# Fragmento proporcionado
__________

Alvin Dewey: Hickock dijo algo así como que iría “a un lugar mejor” y que esperaba que la gente lo perdonara. Le pusieron la capucha, y después el lazo corredizo alrededor de su cuello. Estaba parado en una plataforma pequeña que se liberaba por una palanca. Había visto a un montón de gente morir en mi vida, pero nunca así. No sabía cómo me iba a sentir al respecto. Así que me apoyé en una pila de madera que había a un costado, por si necesitaba apoyo. Truman estaba a mi lado. El capellán leyó el padrenuestro y el verdugo tiró de la palanca.

James Post (capellán de la prisión): Subimos los escalones juntos, Perry y yo. Estaba masticando chicle. Arriba, en el patíbulo, dejó de mascar y miró alrededor como con culpa... me miró fijo, como si yo fuera su padre, y yo me acerqué para que pudiera escupir el chicle en mi mano.

Alvin Dewey: En A sangre fría Truman dice que yo cerré los ojos, cosa que no es cierta. No lo hice. Había visto esto desde el principio y lo iba a ver hasta el final. Después de ver cómo había quedado la más pequeña de los Clutter, podría haber tirado de la palanca yo mismo.

Charles McAtee: Cuando cae el piso de la plataforma hay un clang estridente y el cuerpo cae como un peso muerto. Están como empaquetados por un arnés de cuero, que es como un chaleco de fuerza, que los mantiene rígidos como una tabla. Suben los escalones encadenados. Los grilletes son lo suficientemente flojos como para que puedan subir, por supuesto. Después se los sacan de las piernas y les atan los tobillos. El arnés mantiene la columna rígida y las manos a los costados, pegadas a los muslos. Cuando el cuerpo cae no se balancea. Apenas rebota un poco, la cabeza inclinada hacia un costado. Cae y eso es todo. El cuello ya está roto. Creo que la horca es uno de los métodos de ejecución más humanos, si está bien hecho. La fuerza de la cuerda y el largo tienen que estar determinados de antemano, según el peso del individuo. Teníamos un capitán que había participado en las ejecuciones de los criminales de guerra nazis después de los juicios de Nuremberg. El hizo los cálculos matemáticos. No recuerdo que nadie dijera nada hasta el momento en que llegó la ambulancia y los descolgaron.

__________

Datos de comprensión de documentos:
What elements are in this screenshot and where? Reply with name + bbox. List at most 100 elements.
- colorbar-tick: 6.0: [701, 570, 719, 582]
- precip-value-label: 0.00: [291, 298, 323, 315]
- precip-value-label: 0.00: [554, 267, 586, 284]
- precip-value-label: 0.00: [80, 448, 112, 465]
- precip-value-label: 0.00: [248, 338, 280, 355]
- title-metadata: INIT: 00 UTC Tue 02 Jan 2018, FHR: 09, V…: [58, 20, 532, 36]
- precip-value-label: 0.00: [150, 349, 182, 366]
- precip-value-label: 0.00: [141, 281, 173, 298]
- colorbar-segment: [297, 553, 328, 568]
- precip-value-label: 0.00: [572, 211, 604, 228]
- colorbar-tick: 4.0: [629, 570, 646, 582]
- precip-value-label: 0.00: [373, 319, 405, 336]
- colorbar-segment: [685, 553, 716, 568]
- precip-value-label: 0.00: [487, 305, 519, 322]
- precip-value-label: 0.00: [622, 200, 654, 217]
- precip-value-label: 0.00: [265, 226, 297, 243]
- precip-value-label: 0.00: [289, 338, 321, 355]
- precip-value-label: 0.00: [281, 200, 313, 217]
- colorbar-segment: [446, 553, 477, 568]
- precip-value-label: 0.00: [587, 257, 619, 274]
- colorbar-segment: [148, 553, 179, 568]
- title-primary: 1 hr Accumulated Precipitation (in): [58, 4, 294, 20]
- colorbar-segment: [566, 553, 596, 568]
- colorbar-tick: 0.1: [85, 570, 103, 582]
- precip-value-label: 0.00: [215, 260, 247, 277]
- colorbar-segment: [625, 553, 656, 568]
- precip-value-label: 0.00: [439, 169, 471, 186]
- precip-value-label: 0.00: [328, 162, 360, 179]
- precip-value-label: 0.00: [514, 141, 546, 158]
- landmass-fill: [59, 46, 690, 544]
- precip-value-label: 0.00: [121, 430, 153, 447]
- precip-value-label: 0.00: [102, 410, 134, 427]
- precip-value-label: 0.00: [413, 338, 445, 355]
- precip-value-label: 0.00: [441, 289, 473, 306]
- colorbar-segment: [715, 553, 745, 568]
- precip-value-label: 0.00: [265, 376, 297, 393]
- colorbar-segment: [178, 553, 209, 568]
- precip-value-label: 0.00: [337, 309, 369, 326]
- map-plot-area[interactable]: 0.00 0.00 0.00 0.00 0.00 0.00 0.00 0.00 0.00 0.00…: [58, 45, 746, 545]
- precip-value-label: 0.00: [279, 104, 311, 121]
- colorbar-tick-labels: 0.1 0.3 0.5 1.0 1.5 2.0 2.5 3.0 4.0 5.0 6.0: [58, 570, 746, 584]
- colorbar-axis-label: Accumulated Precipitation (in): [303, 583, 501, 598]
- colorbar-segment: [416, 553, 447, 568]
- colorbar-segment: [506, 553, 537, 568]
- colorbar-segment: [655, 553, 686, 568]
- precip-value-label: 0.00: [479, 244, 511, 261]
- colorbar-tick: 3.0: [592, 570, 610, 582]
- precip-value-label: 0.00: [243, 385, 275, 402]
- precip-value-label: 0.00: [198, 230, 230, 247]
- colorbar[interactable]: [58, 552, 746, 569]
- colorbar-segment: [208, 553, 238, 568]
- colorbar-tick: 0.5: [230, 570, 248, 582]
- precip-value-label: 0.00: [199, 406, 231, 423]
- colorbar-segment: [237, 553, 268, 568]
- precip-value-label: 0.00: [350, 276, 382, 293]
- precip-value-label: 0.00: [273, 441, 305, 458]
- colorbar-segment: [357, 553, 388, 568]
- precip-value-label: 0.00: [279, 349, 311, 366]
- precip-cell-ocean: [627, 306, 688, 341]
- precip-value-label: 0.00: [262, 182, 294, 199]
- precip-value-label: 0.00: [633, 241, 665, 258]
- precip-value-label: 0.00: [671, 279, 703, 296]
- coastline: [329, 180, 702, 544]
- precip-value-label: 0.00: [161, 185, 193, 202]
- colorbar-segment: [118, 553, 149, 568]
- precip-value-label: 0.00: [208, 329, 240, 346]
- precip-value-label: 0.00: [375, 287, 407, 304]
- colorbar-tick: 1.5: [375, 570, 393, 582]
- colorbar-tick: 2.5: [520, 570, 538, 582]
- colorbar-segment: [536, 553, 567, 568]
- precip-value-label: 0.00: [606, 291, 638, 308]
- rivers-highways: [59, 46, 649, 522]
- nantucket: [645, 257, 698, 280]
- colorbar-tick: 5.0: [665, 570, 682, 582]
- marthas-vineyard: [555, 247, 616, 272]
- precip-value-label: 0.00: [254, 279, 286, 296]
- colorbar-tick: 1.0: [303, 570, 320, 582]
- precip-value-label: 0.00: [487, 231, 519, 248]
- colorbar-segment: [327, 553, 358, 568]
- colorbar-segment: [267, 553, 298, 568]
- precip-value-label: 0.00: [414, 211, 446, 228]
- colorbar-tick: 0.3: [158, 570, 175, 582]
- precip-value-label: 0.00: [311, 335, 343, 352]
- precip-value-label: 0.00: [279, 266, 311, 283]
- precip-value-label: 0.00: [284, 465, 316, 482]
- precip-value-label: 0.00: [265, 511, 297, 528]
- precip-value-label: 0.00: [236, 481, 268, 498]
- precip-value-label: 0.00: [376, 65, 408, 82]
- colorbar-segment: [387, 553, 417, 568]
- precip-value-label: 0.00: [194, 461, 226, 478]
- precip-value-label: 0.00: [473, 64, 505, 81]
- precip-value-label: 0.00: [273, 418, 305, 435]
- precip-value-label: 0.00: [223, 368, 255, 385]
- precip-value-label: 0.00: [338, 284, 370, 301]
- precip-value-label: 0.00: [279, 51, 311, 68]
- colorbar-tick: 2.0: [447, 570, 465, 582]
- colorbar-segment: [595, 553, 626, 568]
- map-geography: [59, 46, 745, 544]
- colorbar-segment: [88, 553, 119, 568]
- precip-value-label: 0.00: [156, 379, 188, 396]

__________

# Preguntas por responder
1 > Resume el fragmento en dos oraciones.
2 > Cambia "palanca" por "soga" en el pasaje del fragmento que va desde "Alvin Dewey: En" hasta "palanca yo mismo.", ambos incluidos, y escribe el pasaje resultante.
El material no guarda relación alguna con el fragmento.

# Soluciones propuestas
1 > En el fragmento, Alvin Dewey y el capellán James Post recuerdan la ejecución en la horca de Hickock y de Perry, y Dewey niega haber cerrado los ojos, como afirma Truman en A sangre fría. Charles McAtee describe el funcionamiento de la horca, la considera uno de los métodos de ejecución más humanos si está bien hecha y cuenta que los cálculos los hizo un capitán que había participado en las ejecuciones de los criminales de guerra nazis.

2 >
Alvin Dewey: En A sangre fría Truman dice que yo cerré los ojos, cosa que no es cierta. No lo hice. Había visto esto desde el principio y lo iba a ver hasta el final. Después de ver cómo había quedado la más pequeña de los Clutter, podría haber tirado de la soga yo mismo.